What you should do: Copy out each line featuring the string "قدرت" from the entries beneath.

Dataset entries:
==========
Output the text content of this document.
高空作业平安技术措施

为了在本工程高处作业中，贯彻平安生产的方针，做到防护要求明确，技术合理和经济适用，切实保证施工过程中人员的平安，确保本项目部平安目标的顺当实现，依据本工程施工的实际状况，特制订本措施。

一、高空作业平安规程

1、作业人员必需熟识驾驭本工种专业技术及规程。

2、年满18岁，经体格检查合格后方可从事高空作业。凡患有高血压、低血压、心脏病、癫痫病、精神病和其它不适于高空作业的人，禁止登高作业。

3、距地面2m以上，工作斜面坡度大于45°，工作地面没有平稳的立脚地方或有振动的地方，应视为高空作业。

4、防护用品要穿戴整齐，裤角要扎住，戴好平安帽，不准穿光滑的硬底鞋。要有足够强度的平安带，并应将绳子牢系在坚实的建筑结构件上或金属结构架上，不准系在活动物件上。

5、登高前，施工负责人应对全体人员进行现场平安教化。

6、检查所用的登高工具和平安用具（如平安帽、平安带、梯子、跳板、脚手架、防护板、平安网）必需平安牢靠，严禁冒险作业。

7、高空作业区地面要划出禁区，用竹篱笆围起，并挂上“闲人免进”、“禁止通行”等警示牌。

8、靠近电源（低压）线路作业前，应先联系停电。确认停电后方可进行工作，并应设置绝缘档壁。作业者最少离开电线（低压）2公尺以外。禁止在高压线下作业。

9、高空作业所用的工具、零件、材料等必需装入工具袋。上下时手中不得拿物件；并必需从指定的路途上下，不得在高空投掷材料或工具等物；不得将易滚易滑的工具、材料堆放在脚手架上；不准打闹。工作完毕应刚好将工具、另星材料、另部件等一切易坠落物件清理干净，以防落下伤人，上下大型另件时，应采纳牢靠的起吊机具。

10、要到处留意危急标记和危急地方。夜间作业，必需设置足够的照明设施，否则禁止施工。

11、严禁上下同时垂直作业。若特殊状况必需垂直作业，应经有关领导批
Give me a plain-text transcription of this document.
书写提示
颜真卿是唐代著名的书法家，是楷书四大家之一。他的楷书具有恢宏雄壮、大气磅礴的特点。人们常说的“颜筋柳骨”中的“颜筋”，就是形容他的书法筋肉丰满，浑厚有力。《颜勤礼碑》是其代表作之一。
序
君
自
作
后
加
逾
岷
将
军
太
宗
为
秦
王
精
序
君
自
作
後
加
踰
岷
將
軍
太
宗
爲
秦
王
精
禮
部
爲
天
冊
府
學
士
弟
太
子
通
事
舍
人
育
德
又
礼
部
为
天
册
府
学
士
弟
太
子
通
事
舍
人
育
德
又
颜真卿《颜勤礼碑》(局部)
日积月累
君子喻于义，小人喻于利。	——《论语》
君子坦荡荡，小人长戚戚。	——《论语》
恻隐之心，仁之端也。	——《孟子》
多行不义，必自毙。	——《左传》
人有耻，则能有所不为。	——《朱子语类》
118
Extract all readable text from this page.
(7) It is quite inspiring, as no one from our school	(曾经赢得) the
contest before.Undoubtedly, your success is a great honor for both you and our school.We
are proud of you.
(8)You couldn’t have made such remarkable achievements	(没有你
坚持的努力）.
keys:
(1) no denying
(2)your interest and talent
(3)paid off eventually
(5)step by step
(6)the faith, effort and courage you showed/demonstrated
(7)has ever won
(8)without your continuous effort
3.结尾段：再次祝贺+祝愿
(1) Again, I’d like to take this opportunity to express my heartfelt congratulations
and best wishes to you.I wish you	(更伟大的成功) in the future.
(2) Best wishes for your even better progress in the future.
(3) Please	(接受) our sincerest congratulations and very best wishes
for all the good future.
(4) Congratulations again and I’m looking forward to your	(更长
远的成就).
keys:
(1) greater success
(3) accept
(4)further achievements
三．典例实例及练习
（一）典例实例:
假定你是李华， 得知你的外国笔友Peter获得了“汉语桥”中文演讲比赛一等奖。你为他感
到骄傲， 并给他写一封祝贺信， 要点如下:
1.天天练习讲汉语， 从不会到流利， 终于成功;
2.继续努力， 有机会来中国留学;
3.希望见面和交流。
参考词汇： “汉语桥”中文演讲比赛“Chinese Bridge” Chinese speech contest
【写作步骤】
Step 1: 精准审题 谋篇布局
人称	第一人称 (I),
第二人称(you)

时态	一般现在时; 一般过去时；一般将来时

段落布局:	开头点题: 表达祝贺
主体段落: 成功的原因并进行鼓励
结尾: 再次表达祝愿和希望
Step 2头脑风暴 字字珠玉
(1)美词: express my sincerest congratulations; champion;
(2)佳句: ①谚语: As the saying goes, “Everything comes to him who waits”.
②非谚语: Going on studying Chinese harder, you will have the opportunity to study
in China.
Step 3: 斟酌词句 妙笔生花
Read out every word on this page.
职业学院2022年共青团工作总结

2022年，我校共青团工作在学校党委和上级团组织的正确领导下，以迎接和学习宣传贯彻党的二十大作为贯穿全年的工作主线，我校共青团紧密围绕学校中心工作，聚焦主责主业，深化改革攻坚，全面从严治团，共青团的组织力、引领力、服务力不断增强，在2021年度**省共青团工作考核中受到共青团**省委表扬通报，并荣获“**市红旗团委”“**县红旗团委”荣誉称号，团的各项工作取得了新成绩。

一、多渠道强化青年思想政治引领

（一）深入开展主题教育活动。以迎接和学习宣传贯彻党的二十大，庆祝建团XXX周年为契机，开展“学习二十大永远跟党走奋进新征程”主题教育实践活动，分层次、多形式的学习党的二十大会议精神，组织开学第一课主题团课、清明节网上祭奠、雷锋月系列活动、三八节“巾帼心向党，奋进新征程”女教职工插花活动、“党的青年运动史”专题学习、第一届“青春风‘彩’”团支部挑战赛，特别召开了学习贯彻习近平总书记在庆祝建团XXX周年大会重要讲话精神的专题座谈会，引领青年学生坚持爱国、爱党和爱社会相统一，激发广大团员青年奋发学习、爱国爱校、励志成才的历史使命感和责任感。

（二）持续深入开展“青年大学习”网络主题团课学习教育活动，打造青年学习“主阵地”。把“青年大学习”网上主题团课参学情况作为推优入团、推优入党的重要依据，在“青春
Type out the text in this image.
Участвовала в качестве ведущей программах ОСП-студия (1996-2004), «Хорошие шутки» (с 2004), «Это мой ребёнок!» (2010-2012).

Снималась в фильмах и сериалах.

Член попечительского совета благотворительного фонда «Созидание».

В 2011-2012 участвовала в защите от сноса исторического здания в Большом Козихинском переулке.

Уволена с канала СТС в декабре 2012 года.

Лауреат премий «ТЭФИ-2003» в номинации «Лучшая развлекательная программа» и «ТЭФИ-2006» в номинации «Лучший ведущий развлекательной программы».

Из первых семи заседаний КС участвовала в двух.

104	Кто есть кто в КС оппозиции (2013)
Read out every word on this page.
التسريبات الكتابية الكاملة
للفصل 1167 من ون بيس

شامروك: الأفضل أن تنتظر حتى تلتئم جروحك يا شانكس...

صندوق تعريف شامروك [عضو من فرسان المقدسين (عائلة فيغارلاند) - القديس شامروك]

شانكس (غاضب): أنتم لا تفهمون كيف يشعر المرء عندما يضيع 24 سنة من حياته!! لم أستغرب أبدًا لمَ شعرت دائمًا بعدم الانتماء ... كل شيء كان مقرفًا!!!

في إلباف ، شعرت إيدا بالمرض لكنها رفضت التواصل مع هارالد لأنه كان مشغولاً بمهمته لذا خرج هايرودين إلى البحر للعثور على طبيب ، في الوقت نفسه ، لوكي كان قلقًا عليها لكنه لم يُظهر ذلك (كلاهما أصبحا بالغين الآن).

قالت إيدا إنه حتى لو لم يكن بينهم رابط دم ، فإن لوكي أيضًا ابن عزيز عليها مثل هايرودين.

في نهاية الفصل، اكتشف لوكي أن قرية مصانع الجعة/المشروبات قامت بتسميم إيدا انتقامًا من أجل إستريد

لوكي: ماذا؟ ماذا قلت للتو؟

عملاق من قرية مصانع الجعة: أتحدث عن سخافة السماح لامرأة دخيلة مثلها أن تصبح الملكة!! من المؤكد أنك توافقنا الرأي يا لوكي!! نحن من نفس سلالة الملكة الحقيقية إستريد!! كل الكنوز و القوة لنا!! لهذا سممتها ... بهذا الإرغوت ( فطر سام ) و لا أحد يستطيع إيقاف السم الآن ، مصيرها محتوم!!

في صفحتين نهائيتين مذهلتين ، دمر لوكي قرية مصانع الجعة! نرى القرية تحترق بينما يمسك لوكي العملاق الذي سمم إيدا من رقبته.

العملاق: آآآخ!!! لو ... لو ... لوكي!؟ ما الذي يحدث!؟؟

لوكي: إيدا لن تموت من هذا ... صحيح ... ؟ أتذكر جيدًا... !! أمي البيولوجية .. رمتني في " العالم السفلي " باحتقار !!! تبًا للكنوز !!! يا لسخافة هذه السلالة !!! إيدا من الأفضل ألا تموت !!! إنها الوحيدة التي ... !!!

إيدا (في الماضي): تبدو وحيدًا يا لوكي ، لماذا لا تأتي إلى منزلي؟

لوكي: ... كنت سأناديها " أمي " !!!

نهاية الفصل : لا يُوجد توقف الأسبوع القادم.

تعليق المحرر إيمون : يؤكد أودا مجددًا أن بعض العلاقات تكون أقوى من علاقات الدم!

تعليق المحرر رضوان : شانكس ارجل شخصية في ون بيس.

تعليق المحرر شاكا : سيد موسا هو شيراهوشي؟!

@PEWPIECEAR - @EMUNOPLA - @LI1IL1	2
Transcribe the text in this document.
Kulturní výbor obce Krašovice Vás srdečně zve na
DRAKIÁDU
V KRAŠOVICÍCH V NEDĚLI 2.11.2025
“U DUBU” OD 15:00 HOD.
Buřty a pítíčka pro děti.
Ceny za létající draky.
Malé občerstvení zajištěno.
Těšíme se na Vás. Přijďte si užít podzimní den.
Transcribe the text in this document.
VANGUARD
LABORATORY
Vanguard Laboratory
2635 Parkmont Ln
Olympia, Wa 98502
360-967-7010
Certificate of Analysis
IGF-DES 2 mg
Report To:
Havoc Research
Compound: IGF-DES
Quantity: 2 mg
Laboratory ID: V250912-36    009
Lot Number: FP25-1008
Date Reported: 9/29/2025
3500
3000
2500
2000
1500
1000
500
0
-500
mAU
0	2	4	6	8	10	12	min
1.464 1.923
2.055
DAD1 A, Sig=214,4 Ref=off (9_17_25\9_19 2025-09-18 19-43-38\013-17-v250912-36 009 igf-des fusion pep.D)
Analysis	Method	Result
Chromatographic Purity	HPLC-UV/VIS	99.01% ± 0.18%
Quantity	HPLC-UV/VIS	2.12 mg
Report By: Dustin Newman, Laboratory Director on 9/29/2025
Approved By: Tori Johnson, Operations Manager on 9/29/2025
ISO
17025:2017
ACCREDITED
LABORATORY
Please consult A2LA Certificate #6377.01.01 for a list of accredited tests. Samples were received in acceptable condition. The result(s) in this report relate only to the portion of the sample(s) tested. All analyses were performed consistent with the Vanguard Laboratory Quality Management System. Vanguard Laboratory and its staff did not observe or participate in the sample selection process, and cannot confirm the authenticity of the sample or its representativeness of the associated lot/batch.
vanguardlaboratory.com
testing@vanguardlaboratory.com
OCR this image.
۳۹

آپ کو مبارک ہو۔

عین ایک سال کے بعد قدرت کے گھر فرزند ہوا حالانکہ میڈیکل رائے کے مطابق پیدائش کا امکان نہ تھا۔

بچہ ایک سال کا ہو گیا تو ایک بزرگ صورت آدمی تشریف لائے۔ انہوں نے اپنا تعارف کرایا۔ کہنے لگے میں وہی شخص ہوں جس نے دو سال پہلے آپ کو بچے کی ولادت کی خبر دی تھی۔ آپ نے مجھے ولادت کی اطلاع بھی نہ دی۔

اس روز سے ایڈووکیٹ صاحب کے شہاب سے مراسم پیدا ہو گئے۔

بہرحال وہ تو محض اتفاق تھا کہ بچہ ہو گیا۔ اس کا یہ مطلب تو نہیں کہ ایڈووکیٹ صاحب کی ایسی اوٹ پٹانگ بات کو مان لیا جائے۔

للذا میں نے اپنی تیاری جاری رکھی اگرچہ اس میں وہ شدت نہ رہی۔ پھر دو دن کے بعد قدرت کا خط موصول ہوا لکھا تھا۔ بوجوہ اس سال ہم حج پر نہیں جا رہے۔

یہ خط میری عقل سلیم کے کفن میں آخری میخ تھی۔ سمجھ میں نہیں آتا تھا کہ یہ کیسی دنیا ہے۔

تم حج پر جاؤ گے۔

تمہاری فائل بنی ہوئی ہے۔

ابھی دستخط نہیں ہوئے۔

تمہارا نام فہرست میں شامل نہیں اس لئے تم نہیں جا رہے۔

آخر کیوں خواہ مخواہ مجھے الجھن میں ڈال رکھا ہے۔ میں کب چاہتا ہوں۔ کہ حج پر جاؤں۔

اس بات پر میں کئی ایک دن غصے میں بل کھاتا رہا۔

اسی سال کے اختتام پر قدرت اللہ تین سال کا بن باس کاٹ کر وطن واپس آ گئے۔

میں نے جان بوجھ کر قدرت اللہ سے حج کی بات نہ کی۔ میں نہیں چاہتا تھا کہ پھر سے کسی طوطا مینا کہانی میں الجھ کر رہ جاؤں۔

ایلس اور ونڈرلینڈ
==========
Completed exercise:
عین ایک سال کے بعد قدرت کے گھر فرزند ہوا حالانکہ میڈیکل رائے کے مطابق پیدائش کا امکان نہ تھا۔
للذا میں نے اپنی تیاری جاری رکھی اگرچہ اس میں وہ شدت نہ رہی۔ پھر دو دن کے بعد قدرت کا خط موصول ہوا لکھا تھا۔ بوجوہ اس سال ہم حج پر نہیں جا رہے۔
اسی سال کے اختتام پر قدرت اللہ تین سال کا بن باس کاٹ کر وطن واپس آ گئے۔
میں نے جان بوجھ کر قدرت اللہ سے حج کی بات نہ کی۔ میں نہیں چاہتا تھا کہ پھر سے کسی طوطا مینا کہانی میں الجھ کر رہ جاؤں۔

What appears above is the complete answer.